##### MATERIAL FOR THIS EXERCISE

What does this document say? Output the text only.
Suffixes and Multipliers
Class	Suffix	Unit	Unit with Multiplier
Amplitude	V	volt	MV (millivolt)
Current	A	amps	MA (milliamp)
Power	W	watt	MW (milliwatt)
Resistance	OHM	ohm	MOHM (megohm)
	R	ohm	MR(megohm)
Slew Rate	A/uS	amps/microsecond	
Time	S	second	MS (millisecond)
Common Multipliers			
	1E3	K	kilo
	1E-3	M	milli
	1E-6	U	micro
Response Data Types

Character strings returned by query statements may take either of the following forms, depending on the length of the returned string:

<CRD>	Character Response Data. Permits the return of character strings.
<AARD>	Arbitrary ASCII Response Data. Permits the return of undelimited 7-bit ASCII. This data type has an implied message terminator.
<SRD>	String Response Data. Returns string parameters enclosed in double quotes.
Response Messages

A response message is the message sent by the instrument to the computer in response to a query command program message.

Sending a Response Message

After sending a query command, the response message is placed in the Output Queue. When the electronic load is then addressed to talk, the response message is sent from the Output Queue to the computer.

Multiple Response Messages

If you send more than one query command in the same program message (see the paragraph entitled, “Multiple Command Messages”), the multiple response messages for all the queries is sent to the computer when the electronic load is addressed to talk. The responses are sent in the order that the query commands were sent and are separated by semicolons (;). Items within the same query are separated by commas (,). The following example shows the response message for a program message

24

##########

REQUIRED WORK: Every line of the listing that holds "strings" should be found and copied.

SOLUTION BELOW:
Character strings returned by query statements may take either of the following forms, depending on the length of the returned string:
<CRD>	Character Response Data. Permits the return of character strings.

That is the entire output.